[START Passage]

The study aims to put an end to the controversy around Stephen Hawking’s famous information paradox, which was sparked by Hawking’s conclusion that any data that enters a black hole can never come back.

Despite the fact that this conclusion was consistent with the principles of thermodynamics, it was at odds with the fundamental laws of quantum physics.

“What we found from string theory is that all the mass of a black hole is not getting sucked in to the center,” says professor Samir Mathur, lead author of the study. “The black hole tries to squeeze things to a point, but then the particles get stretched into these strings, and the strings start to stretch and expand and it becomes this fuzzball that expands to fill up the entirety of the black hole.”

The study, which was published Dec. 28 in the Turkish Journal of Physics, discovered that string theory very probably does contain the solution to Hawking’s paradox, as the paper’s authors originally believed.

It was proven through mathematical proof that Hawking’s fuzzball theory is still the most plausible answer to Hawking’s information conundrum, according to the physicists.

The researchers also published an editorial in the International Journal of Modern Physics in December that explained how their discovery could help address long-standing cosmological mysteries.

Mathur released a paper in 2004 in which he hypothesized that black holes were like very big, extremely messy balls of yarn — “fuzzballs” that grow larger and messier as additional objects are dragged into them.

“The bigger the black hole, the more energy that goes in, and the bigger the fuzzball becomes,” Mathur added.

The 2004 study discovered that string theory, the physics theory that argues that all particles in the universe are comprised of microscopic vibrating strings, could be the solution to Hawking’s paradox. There is no puzzle when using this fuzzball shape because the hole radiates like any other normal body, and there is no hole.

According to Mathur, when his 2004 study and other, similar works were published “many people thought the problem was solved. But, he further added, “in fact, a section of people in the string theory community itself thought they would look for a different solution to Hawking’s information paradox. They were bothered that, in physical terms, the whole structure of the black hole had changed.”

[END Passage]
[START Dataset entries]

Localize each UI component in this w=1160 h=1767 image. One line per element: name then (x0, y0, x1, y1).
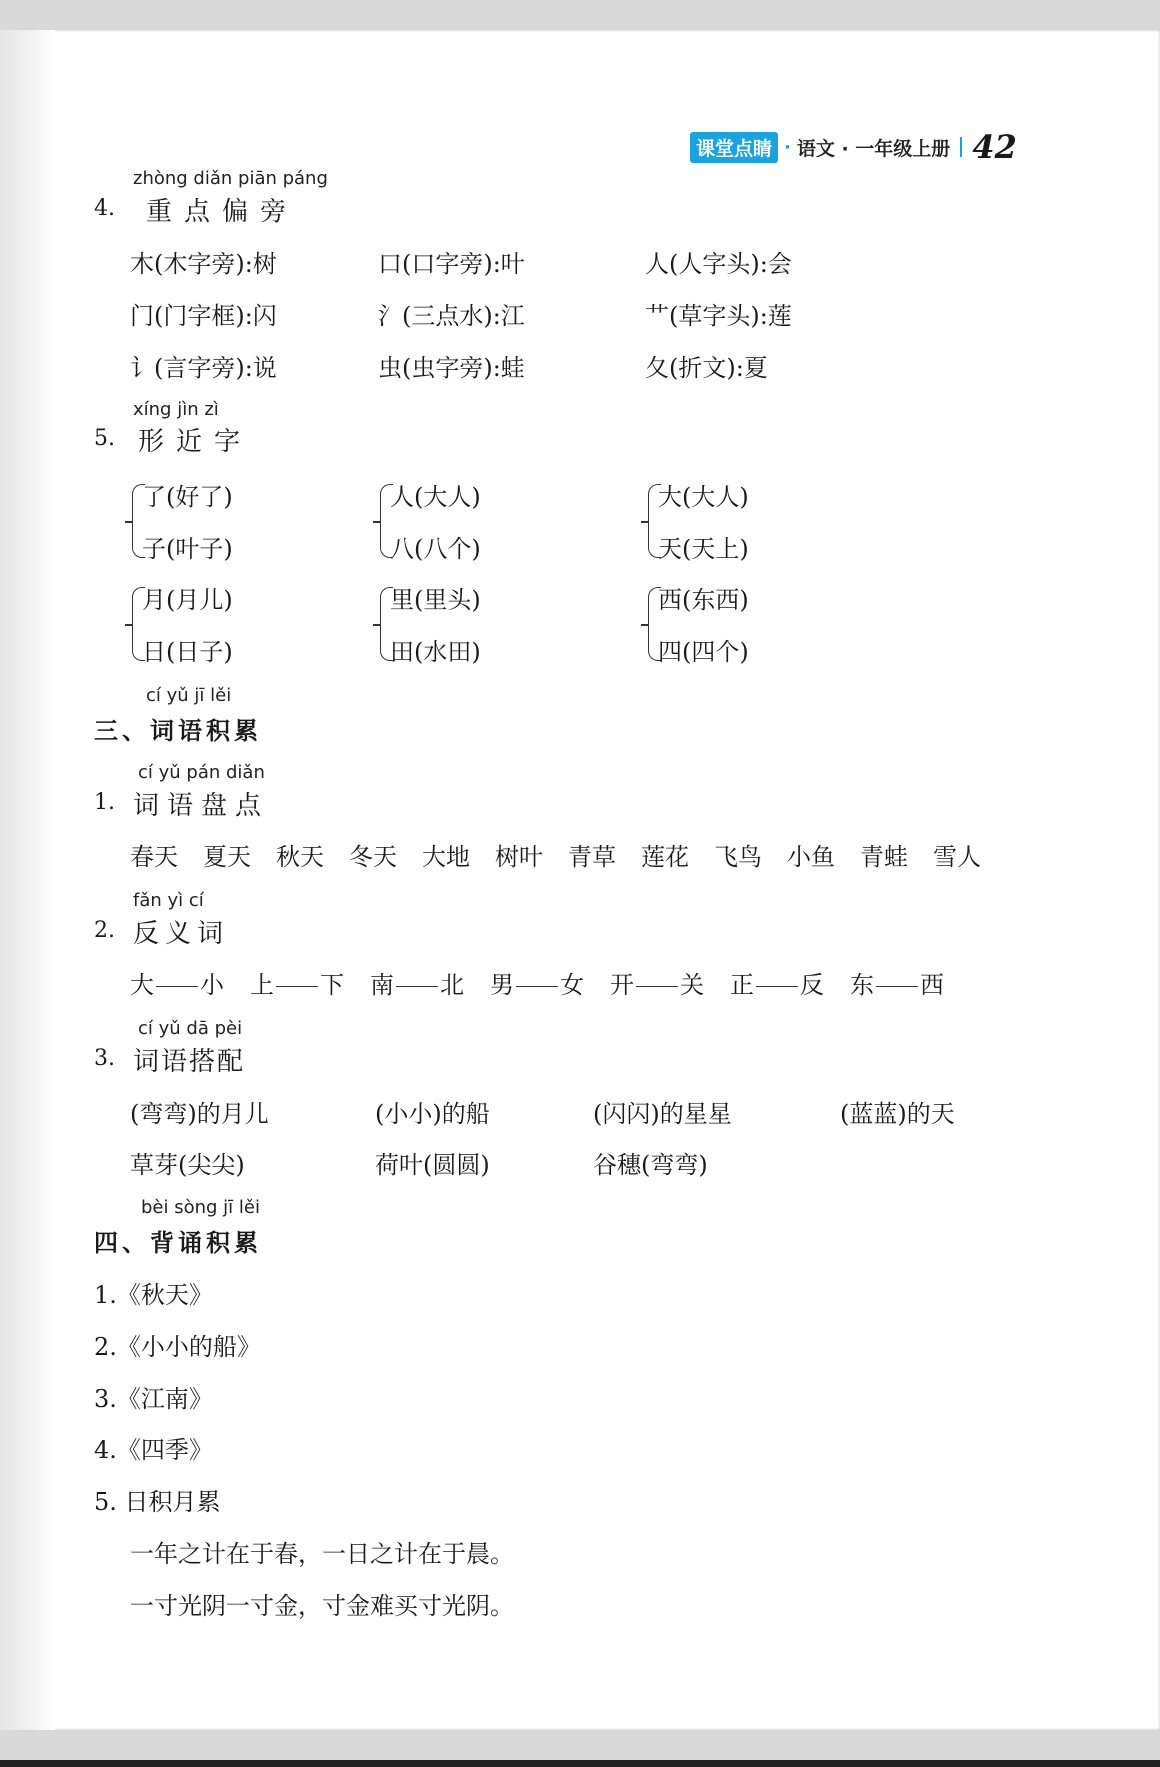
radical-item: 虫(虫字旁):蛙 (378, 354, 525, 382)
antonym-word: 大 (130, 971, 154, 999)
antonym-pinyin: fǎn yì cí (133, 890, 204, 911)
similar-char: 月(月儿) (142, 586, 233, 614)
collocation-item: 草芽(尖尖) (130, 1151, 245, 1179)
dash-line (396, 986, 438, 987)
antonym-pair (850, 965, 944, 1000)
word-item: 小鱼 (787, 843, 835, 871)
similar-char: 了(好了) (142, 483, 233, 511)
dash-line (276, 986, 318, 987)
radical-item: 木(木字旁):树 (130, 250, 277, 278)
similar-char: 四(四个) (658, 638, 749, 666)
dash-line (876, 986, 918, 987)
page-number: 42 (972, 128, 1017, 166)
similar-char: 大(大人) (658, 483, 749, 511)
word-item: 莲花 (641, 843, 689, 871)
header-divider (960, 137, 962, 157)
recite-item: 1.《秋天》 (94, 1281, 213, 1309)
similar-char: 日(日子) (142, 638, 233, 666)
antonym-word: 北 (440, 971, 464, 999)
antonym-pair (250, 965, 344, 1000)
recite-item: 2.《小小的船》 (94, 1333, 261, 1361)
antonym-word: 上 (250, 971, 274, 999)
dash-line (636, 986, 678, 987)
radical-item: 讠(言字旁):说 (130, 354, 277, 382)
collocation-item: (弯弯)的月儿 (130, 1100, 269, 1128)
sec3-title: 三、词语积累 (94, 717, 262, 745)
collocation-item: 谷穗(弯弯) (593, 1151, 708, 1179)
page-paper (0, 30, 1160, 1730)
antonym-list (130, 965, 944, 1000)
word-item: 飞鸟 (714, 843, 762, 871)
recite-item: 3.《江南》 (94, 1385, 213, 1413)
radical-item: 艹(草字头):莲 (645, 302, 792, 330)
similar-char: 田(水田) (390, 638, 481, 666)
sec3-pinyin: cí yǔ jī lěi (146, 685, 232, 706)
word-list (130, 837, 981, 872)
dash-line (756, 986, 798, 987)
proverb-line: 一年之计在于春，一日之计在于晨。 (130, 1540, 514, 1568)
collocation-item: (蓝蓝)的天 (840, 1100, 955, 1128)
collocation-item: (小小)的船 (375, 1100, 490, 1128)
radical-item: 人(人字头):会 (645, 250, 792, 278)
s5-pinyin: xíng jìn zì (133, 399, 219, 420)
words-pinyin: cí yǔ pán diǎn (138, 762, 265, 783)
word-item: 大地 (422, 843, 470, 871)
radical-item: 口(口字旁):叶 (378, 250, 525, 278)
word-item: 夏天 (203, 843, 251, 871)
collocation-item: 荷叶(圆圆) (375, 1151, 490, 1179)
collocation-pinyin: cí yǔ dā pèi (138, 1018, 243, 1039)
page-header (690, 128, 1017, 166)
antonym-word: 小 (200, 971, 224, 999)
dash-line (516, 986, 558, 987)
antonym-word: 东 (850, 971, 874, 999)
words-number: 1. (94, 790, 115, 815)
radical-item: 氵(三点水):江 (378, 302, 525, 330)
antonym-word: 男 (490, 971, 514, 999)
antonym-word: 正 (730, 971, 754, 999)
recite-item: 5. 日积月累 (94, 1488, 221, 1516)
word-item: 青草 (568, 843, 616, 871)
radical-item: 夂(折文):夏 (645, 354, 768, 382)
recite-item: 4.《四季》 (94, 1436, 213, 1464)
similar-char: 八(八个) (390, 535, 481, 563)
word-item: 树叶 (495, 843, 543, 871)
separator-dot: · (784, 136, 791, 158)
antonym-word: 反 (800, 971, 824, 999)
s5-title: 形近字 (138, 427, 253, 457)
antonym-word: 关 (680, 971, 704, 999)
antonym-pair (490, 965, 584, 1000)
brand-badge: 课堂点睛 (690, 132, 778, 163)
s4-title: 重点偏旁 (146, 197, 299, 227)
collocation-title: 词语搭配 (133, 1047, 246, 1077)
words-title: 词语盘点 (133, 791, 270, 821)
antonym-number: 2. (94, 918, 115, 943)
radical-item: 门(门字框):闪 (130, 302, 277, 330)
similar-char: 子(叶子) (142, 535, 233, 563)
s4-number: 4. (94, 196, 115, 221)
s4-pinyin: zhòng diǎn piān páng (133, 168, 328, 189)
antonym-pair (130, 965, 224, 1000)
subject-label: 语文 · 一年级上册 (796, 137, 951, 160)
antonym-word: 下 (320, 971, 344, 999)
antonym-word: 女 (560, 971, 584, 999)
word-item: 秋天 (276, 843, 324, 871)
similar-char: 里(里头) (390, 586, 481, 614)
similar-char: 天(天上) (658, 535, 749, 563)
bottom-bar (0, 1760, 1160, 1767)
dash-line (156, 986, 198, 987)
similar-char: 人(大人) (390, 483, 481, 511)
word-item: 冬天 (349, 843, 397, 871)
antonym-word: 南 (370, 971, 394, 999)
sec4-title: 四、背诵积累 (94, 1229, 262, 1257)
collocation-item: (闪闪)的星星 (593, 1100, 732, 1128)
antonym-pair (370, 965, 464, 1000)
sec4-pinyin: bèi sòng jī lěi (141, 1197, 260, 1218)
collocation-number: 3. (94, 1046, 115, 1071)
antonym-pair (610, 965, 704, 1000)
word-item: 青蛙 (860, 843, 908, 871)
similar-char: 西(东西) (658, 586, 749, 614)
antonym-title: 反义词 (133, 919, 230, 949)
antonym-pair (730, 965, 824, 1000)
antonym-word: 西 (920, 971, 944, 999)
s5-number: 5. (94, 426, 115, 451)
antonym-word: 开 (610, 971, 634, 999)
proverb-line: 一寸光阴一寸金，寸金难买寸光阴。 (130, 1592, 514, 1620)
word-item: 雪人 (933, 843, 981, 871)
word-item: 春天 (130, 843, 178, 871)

[END Dataset entries]
[START Dataset entries]

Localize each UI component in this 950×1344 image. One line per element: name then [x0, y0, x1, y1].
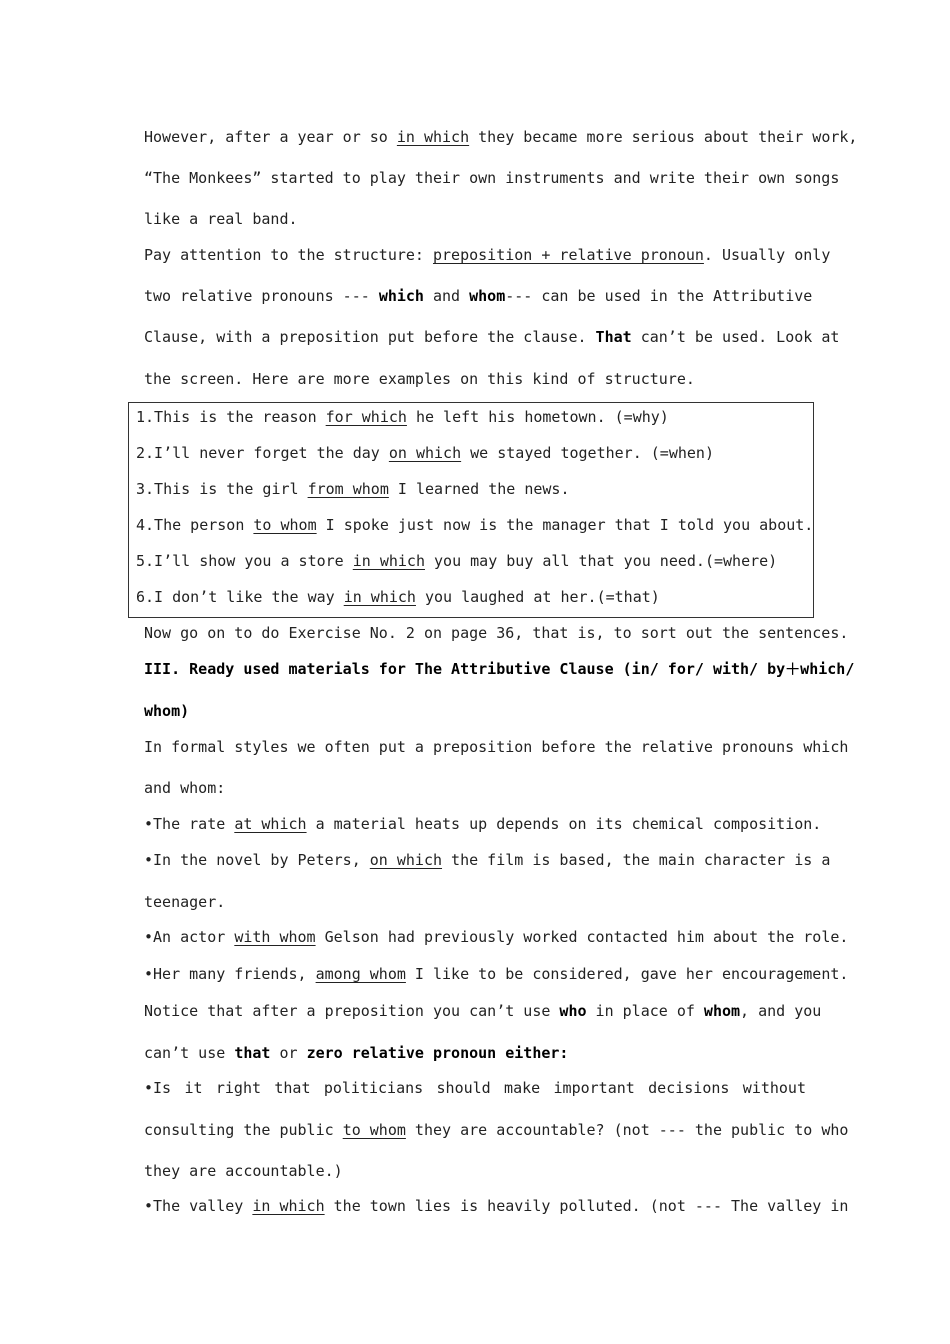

[END Dataset entries]
[START Dataset entries]

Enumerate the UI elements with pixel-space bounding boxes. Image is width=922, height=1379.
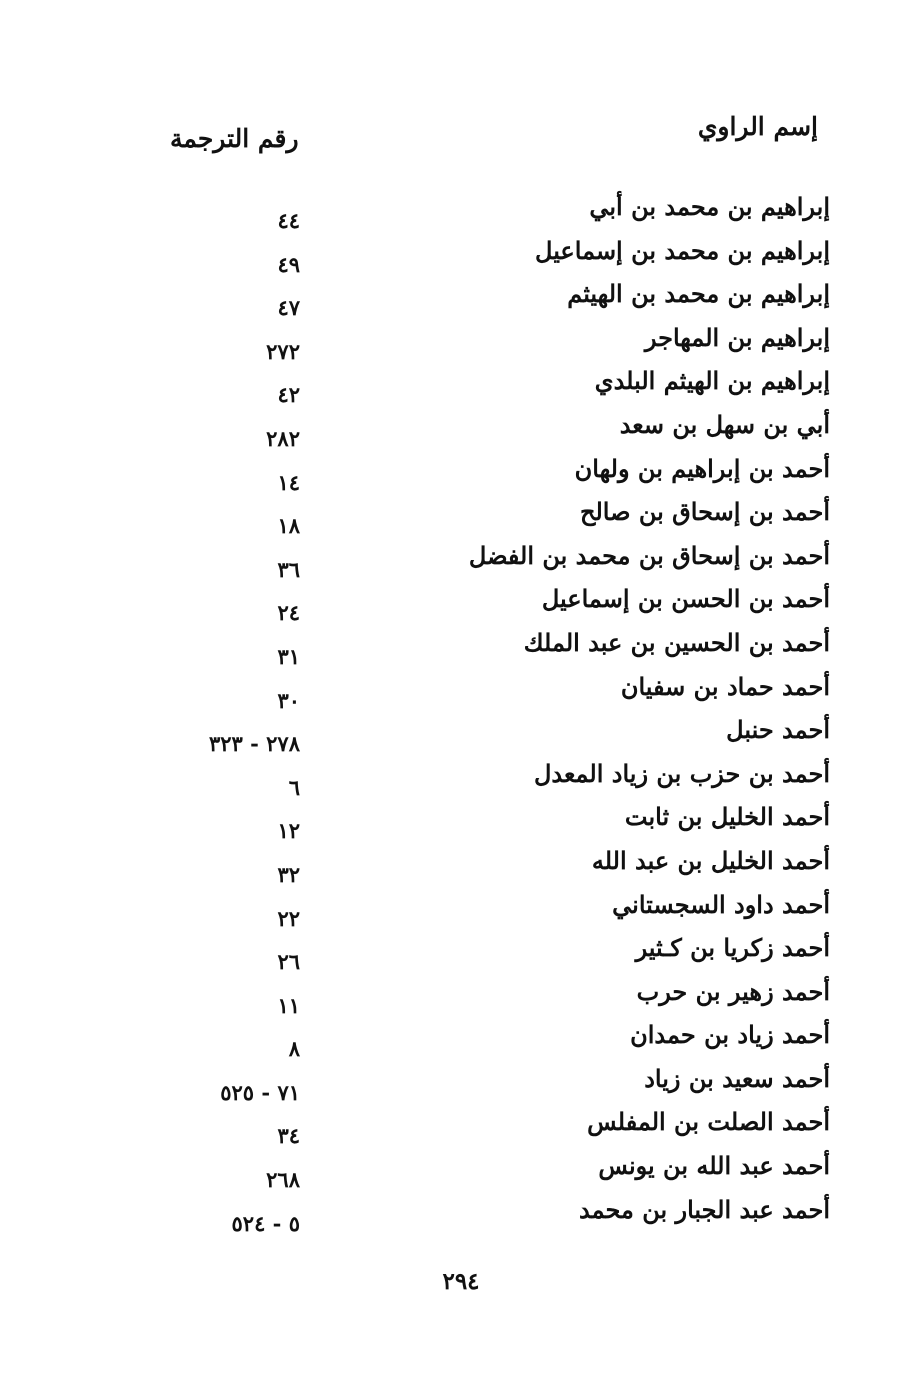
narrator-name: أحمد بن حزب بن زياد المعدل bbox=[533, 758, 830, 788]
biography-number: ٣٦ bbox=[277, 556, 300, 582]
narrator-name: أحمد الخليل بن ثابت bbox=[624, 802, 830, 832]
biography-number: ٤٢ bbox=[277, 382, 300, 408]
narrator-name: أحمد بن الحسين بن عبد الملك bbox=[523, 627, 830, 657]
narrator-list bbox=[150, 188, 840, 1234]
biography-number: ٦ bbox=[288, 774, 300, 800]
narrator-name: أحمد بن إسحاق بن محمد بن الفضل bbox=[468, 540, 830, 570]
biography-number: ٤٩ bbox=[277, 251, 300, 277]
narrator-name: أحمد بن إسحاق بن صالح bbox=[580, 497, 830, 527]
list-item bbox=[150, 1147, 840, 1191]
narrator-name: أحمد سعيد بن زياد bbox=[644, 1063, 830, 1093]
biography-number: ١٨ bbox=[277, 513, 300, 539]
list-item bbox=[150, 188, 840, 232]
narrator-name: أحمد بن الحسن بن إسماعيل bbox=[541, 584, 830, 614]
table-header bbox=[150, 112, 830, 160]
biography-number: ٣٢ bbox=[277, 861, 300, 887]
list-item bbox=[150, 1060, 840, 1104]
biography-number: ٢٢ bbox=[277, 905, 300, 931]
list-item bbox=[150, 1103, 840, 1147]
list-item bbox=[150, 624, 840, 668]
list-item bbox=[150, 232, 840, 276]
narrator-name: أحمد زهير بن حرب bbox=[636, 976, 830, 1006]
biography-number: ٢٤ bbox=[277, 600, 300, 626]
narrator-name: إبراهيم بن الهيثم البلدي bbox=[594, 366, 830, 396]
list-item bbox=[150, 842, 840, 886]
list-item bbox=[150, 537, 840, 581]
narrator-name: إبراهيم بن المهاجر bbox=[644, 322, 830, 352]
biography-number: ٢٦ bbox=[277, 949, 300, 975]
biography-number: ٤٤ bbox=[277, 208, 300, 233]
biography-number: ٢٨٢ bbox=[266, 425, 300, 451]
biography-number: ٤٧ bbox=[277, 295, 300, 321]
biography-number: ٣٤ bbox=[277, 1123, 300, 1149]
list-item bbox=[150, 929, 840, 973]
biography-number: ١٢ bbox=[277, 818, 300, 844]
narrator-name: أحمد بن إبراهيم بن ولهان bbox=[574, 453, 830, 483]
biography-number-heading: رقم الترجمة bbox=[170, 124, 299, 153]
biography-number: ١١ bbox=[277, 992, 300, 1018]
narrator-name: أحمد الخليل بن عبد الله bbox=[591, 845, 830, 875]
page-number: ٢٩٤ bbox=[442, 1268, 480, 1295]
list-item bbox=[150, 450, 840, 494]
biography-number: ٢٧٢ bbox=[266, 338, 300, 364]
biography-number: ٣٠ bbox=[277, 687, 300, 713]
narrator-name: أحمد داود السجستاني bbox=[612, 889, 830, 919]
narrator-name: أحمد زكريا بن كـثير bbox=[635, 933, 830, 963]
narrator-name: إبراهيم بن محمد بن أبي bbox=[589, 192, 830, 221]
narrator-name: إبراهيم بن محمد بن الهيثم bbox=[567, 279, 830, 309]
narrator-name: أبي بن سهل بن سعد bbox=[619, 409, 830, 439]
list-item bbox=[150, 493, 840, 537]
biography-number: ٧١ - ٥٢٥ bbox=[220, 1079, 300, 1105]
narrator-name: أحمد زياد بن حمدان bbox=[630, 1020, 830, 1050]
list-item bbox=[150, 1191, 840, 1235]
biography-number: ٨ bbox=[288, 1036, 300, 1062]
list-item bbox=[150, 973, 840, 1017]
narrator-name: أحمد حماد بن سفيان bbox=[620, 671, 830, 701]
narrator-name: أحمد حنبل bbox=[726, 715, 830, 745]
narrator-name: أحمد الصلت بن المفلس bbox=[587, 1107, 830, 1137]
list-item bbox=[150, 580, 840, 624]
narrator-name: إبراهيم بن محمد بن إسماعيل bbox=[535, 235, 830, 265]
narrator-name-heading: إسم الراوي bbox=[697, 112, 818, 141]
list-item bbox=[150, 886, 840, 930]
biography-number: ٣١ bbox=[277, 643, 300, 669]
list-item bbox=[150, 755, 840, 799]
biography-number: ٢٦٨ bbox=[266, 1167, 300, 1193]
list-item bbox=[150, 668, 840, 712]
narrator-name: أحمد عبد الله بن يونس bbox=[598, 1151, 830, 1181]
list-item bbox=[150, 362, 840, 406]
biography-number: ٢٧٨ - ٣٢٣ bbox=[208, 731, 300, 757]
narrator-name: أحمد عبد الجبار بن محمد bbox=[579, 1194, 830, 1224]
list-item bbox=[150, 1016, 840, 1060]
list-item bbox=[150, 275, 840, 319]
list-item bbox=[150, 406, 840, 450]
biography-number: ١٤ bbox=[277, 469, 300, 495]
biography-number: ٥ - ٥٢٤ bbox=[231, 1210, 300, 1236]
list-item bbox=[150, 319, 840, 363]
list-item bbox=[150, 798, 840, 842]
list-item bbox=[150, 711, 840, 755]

[END Dataset entries]

__Problem set__:
A. In the black hole passage, which journal published the study on Dec. 28?
B. List every theory or branch of physics named in the black hole passage.
C. Extend the black hole passage beyond its final sentence.
The lines above come from a separate source, unrelated to the black hole passage.

__Expected outputs__:
A. The Turkish Journal of Physics.

B. Thermodynamics, quantum physics, string theory, fuzzball theory

C.
Recent studies have sought to reconcile Hawking’s results with the traditional view of the black hole, which depicts the black hole as an “empty space with all of its mass in the center.” One theory, known as the wormhole paradigm, proposed that black holes could be one end of a bridge in the space-time continuum, with anything that entered a black hole appearing on the other end of the bridge — the other end of the wormhole — in a different location in space and time than it did when it entered.

However, some low-energy radiation must escape from the black hole’s edges in order for the wormhole theory to work.

This recent study proved a theorem — the “effective small corrections theorem” — demonstrating that if that happened, black holes would not appear to radiate in the manner they do now.

The researchers also looked at the physical properties of black holes, such as topology change in quantum gravity, in order to establish whether or not the wormhole paradigm would be successful.

“In each of the versions that have been proposed for the wormhole approach, we found that the physics was not consistent,” Mathur added. “The wormhole paradigm tries to argue that, in some way, you could still think of the black hole as being effectively empty with all the mass in the center. And the theorems we prove show that such a picture of the hole is not a possibility.”